Material:

◇ ◇ ◇ ◇

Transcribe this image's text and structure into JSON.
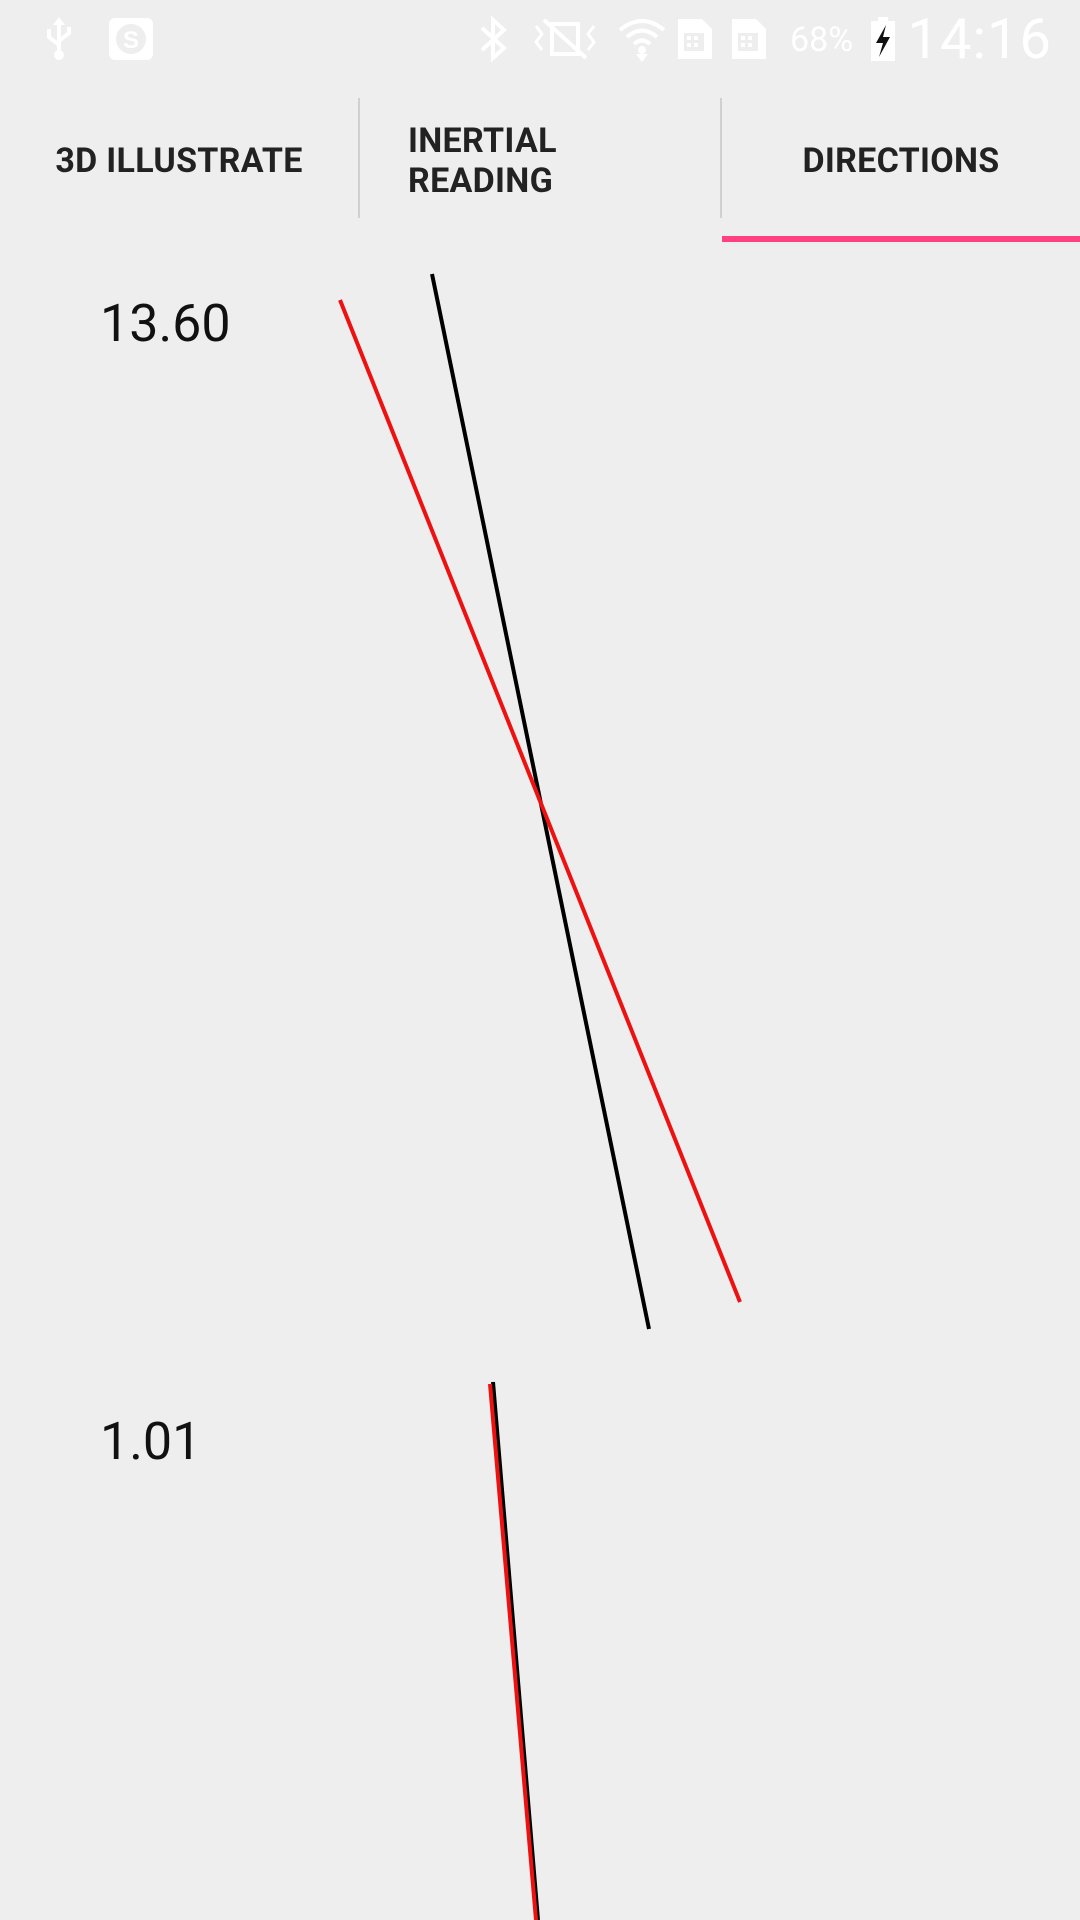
{
  "status_bar": {
    "battery_percent": "68%",
    "time": "14:16",
    "icons": [
      "usb-icon",
      "skype-icon",
      "bluetooth-icon",
      "vibrate-mute-icon",
      "wifi-icon",
      "sim1-icon",
      "sim2-icon",
      "battery-charging-icon"
    ]
  },
  "tabs": [
    {
      "label": "3D ILLUSTRATE"
    },
    {
      "label": "INERTIAL\nREADING"
    },
    {
      "label": "DIRECTIONS"
    }
  ],
  "selected_tab": "DIRECTIONS",
  "readings": {
    "top_value": "13.60",
    "bottom_value": "1.01"
  },
  "colors": {
    "accent": "#ff4081",
    "line_black": "#000000",
    "line_red": "#ee1111",
    "background": "#eeeeee"
  }
}
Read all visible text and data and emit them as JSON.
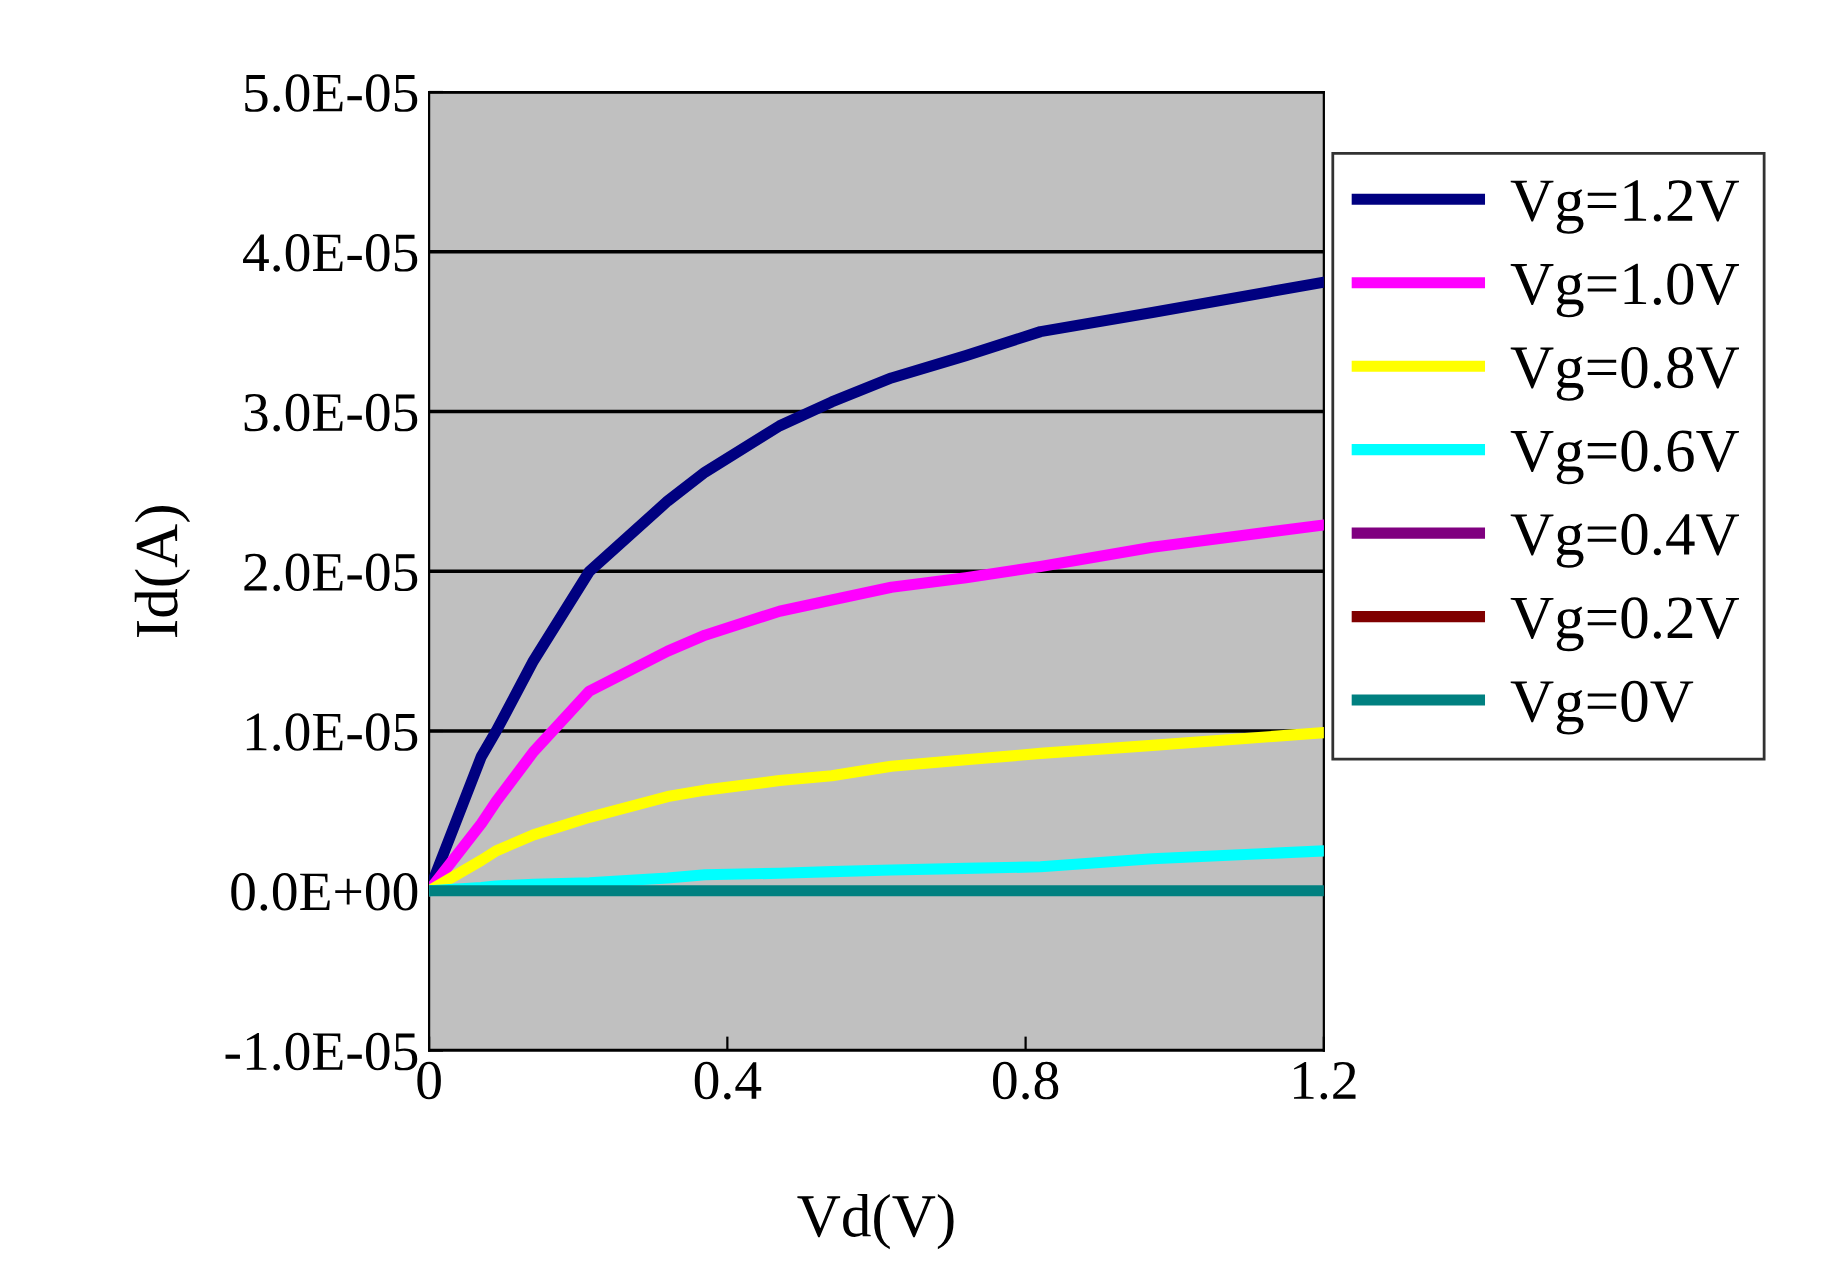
{
  "chart_data": {
    "type": "line",
    "xlabel": "Vd(V)",
    "ylabel": "Id(A)",
    "xlim": [
      0,
      1.2
    ],
    "xticks": [
      0,
      0.4,
      0.8,
      1.2
    ],
    "ylim": [
      -1e-05,
      5e-05
    ],
    "yticks": [
      {
        "value": -1e-05,
        "label": "-1.0E-05"
      },
      {
        "value": 0,
        "label": "0.0E+00"
      },
      {
        "value": 1e-05,
        "label": "1.0E-05"
      },
      {
        "value": 2e-05,
        "label": "2.0E-05"
      },
      {
        "value": 3e-05,
        "label": "3.0E-05"
      },
      {
        "value": 4e-05,
        "label": "4.0E-05"
      },
      {
        "value": 5e-05,
        "label": "5.0E-05"
      }
    ],
    "grid": "y",
    "legend": "right",
    "marker": "none",
    "line_style": "solid",
    "x": [
      0,
      0.07,
      0.09,
      0.14,
      0.215,
      0.32,
      0.37,
      0.47,
      0.54,
      0.62,
      0.72,
      0.82,
      0.97,
      1.2
    ],
    "series": [
      {
        "name": "Vg=1.2V",
        "color": "#000080",
        "values": [
          0,
          8.4e-06,
          1e-05,
          1.44e-05,
          2e-05,
          2.44e-05,
          2.62e-05,
          2.91e-05,
          3.06e-05,
          3.21e-05,
          3.35e-05,
          3.5e-05,
          3.62e-05,
          3.81e-05
        ]
      },
      {
        "name": "Vg=1.0V",
        "color": "#ff00ff",
        "values": [
          0,
          4.2e-06,
          5.6e-06,
          8.7e-06,
          1.25e-05,
          1.5e-05,
          1.6e-05,
          1.75e-05,
          1.82e-05,
          1.9e-05,
          1.96e-05,
          2.03e-05,
          2.15e-05,
          2.29e-05
        ]
      },
      {
        "name": "Vg=0.8V",
        "color": "#ffff00",
        "values": [
          0,
          1.9e-06,
          2.5e-06,
          3.5e-06,
          4.6e-06,
          5.9e-06,
          6.3e-06,
          6.9e-06,
          7.2e-06,
          7.8e-06,
          8.2e-06,
          8.6e-06,
          9.1e-06,
          9.9e-06
        ]
      },
      {
        "name": "Vg=0.6V",
        "color": "#00ffff",
        "values": [
          0,
          2e-07,
          3e-07,
          4e-07,
          5e-07,
          8e-07,
          1e-06,
          1.1e-06,
          1.2e-06,
          1.3e-06,
          1.4e-06,
          1.5e-06,
          2e-06,
          2.5e-06
        ]
      },
      {
        "name": "Vg=0.4V",
        "color": "#800080",
        "values": [
          null,
          null,
          null,
          null,
          null,
          null,
          null,
          null,
          null,
          null,
          null,
          null,
          null,
          null
        ]
      },
      {
        "name": "Vg=0.2V",
        "color": "#800000",
        "values": [
          null,
          null,
          null,
          null,
          null,
          null,
          null,
          null,
          null,
          null,
          null,
          null,
          null,
          null
        ]
      },
      {
        "name": "Vg=0V",
        "color": "#008080",
        "values": [
          0,
          0,
          0,
          0,
          0,
          0,
          0,
          0,
          0,
          0,
          0,
          0,
          0,
          0
        ]
      }
    ]
  }
}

◇ ◇ ◇ ◇

Problem requirements:
Extract the entries in full, exactly as they are, minus the pictures.

Exercise answer:
Transcribe this image's text and structure into JSON.
{
  "status_bar": {
    "battery_percent": "68%",
    "time": "14:16",
    "icons": [
      "usb-icon",
      "skype-icon",
      "bluetooth-icon",
      "vibrate-mute-icon",
      "wifi-icon",
      "sim1-icon",
      "sim2-icon",
      "battery-charging-icon"
    ]
  },
  "tabs": [
    {
      "label": "3D ILLUSTRATE"
    },
    {
      "label": "INERTIAL\nREADING"
    },
    {
      "label": "DIRECTIONS"
    }
  ],
  "selected_tab": "DIRECTIONS",
  "readings": {
    "top_value": "13.60",
    "bottom_value": "1.01"
  },
  "colors": {
    "accent": "#ff4081",
    "line_black": "#000000",
    "line_red": "#ee1111",
    "background": "#eeeeee"
  }
}
Read all visible text and data and emit them as JSON.
{
  "chart_data": {
    "type": "line",
    "xlabel": "Vd(V)",
    "ylabel": "Id(A)",
    "xlim": [
      0,
      1.2
    ],
    "xticks": [
      0,
      0.4,
      0.8,
      1.2
    ],
    "ylim": [
      -1e-05,
      5e-05
    ],
    "yticks": [
      {
        "value": -1e-05,
        "label": "-1.0E-05"
      },
      {
        "value": 0,
        "label": "0.0E+00"
      },
      {
        "value": 1e-05,
        "label": "1.0E-05"
      },
      {
        "value": 2e-05,
        "label": "2.0E-05"
      },
      {
        "value": 3e-05,
        "label": "3.0E-05"
      },
      {
        "value": 4e-05,
        "label": "4.0E-05"
      },
      {
        "value": 5e-05,
        "label": "5.0E-05"
      }
    ],
    "grid": "y",
    "legend": "right",
    "marker": "none",
    "line_style": "solid",
    "x": [
      0,
      0.07,
      0.09,
      0.14,
      0.215,
      0.32,
      0.37,
      0.47,
      0.54,
      0.62,
      0.72,
      0.82,
      0.97,
      1.2
    ],
    "series": [
      {
        "name": "Vg=1.2V",
        "color": "#000080",
        "values": [
          0,
          8.4e-06,
          1e-05,
          1.44e-05,
          2e-05,
          2.44e-05,
          2.62e-05,
          2.91e-05,
          3.06e-05,
          3.21e-05,
          3.35e-05,
          3.5e-05,
          3.62e-05,
          3.81e-05
        ]
      },
      {
        "name": "Vg=1.0V",
        "color": "#ff00ff",
        "values": [
          0,
          4.2e-06,
          5.6e-06,
          8.7e-06,
          1.25e-05,
          1.5e-05,
          1.6e-05,
          1.75e-05,
          1.82e-05,
          1.9e-05,
          1.96e-05,
          2.03e-05,
          2.15e-05,
          2.29e-05
        ]
      },
      {
        "name": "Vg=0.8V",
        "color": "#ffff00",
        "values": [
          0,
          1.9e-06,
          2.5e-06,
          3.5e-06,
          4.6e-06,
          5.9e-06,
          6.3e-06,
          6.9e-06,
          7.2e-06,
          7.8e-06,
          8.2e-06,
          8.6e-06,
          9.1e-06,
          9.9e-06
        ]
      },
      {
        "name": "Vg=0.6V",
        "color": "#00ffff",
        "values": [
          0,
          2e-07,
          3e-07,
          4e-07,
          5e-07,
          8e-07,
          1e-06,
          1.1e-06,
          1.2e-06,
          1.3e-06,
          1.4e-06,
          1.5e-06,
          2e-06,
          2.5e-06
        ]
      },
      {
        "name": "Vg=0.4V",
        "color": "#800080",
        "values": [
          null,
          null,
          null,
          null,
          null,
          null,
          null,
          null,
          null,
          null,
          null,
          null,
          null,
          null
        ]
      },
      {
        "name": "Vg=0.2V",
        "color": "#800000",
        "values": [
          null,
          null,
          null,
          null,
          null,
          null,
          null,
          null,
          null,
          null,
          null,
          null,
          null,
          null
        ]
      },
      {
        "name": "Vg=0V",
        "color": "#008080",
        "values": [
          0,
          0,
          0,
          0,
          0,
          0,
          0,
          0,
          0,
          0,
          0,
          0,
          0,
          0
        ]
      }
    ]
  }
}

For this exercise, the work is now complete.